_What is being asked_
Copy out all lines that carry the word "document".

Start of Supplied information

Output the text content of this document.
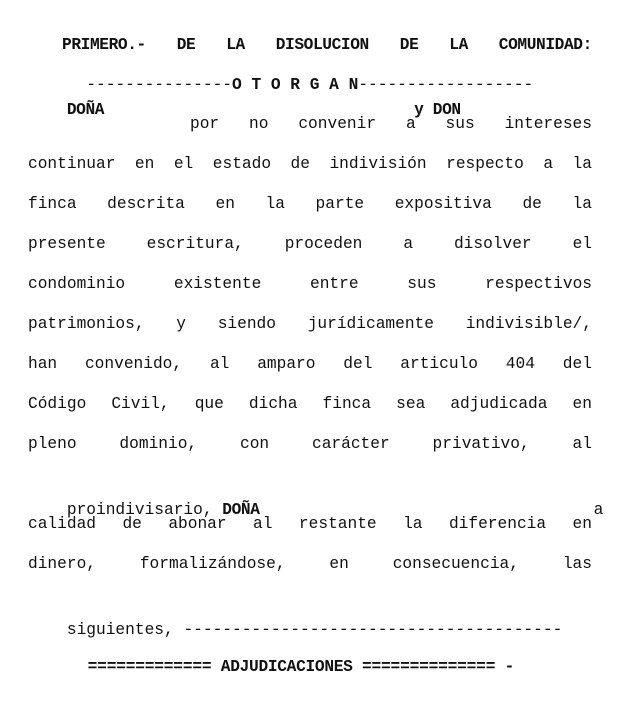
---------------O T O R G A N------------------

PRIMERO.- DE LA DISOLUCION DE LA COMUNIDAD:

DOÑA	y DON

por no convenir a sus intereses
continuar en el estado de indivisión respecto a la
finca descrita en la parte expositiva de la
presente	escritura,	proceden	a	disolver	el
condominio	existente	entre	sus	respectivos
patrimonios, y siendo jurídicamente indivisible/,
han convenido, al amparo del articulo 404 del
Código Civil, que dicha finca sea adjudicada en
pleno	dominio,	con	carácter	privativo,	al

proindivisario, DOÑA	a

calidad de abonar al restante la diferencia en
dinero,	formalizándose,	en	consecuencia,	las

siguientes, ---------------------------------------

============= ADJUDICACIONES ============== -
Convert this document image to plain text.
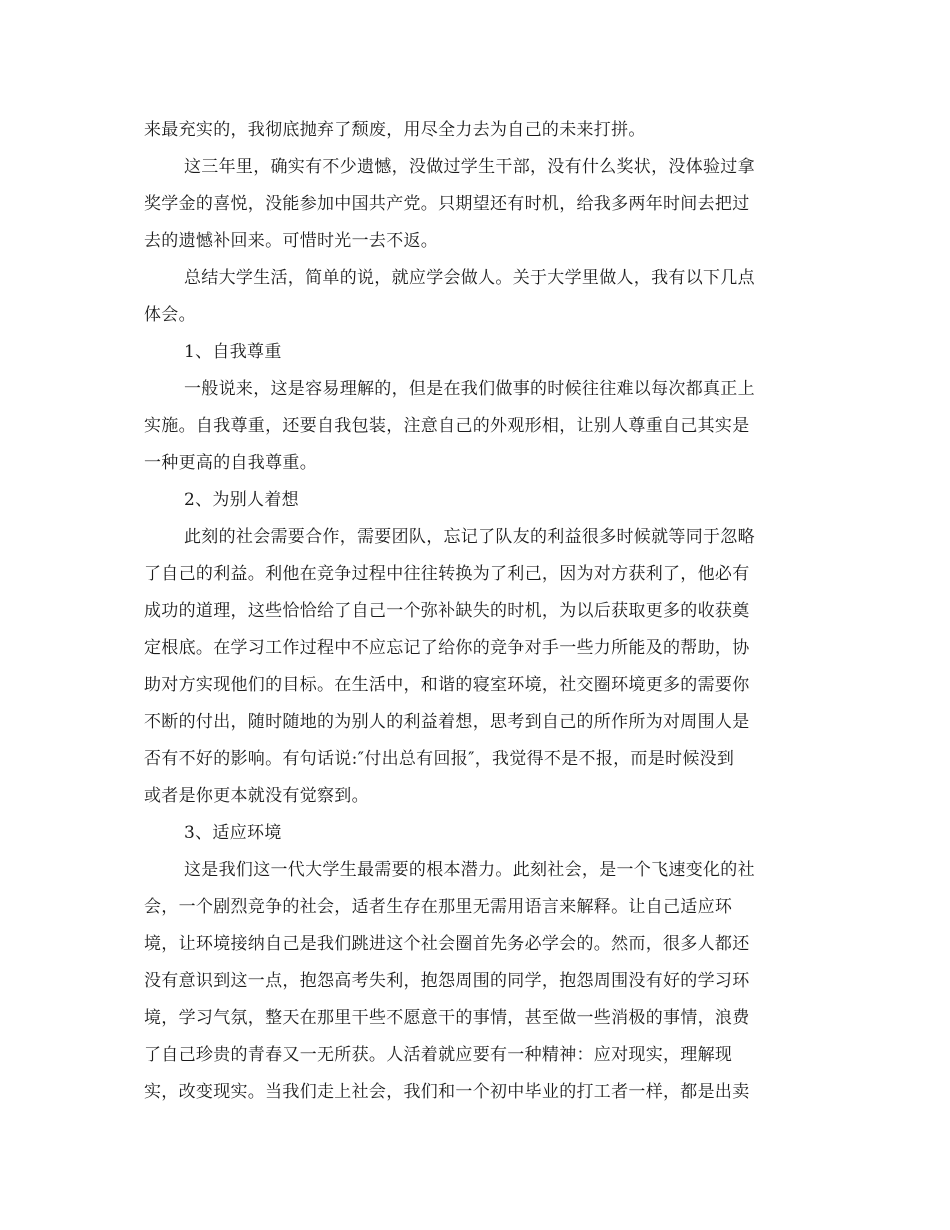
来最充实的，我彻底抛弃了颓废，用尽全力去为自己的未来打拼。
这三年里，确实有不少遗憾，没做过学生干部，没有什么奖状，没体验过拿
奖学金的喜悦，没能参加中国共产党。只期望还有时机，给我多两年时间去把过
去的遗憾补回来。可惜时光一去不返。
总结大学生活，简单的说，就应学会做人。关于大学里做人，我有以下几点
体会。
1、自我尊重
一般说来，这是容易理解的，但是在我们做事的时候往往难以每次都真正上
实施。自我尊重，还要自我包装，注意自己的外观形相，让别人尊重自己其实是
一种更高的自我尊重。
2、为别人着想
此刻的社会需要合作，需要团队，忘记了队友的利益很多时候就等同于忽略
了自己的利益。利他在竞争过程中往往转换为了利己，因为对方获利了，他必有
成功的道理，这些恰恰给了自己一个弥补缺失的时机，为以后获取更多的收获奠
定根底。在学习工作过程中不应忘记了给你的竞争对手一些力所能及的帮助，协
助对方实现他们的目标。在生活中，和谐的寝室环境，社交圈环境更多的需要你
不断的付出，随时随地的为别人的利益着想，思考到自己的所作所为对周围人是
否有不好的影响。有句话说:″付出总有回报″，我觉得不是不报，而是时候没到
或者是你更本就没有觉察到。
3、适应环境
这是我们这一代大学生最需要的根本潜力。此刻社会，是一个飞速变化的社
会，一个剧烈竞争的社会，适者生存在那里无需用语言来解释。让自己适应环
境，让环境接纳自己是我们跳进这个社会圈首先务必学会的。然而，很多人都还
没有意识到这一点，抱怨高考失利，抱怨周围的同学，抱怨周围没有好的学习环
境，学习气氛，整天在那里干些不愿意干的事情，甚至做一些消极的事情，浪费
了自己珍贵的青春又一无所获。人活着就应要有一种精神：应对现实，理解现
实，改变现实。当我们走上社会，我们和一个初中毕业的打工者一样，都是出卖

End of Supplied information

_Answer to the exercise_
Output the text content of this document.
Convert this document image to plain text.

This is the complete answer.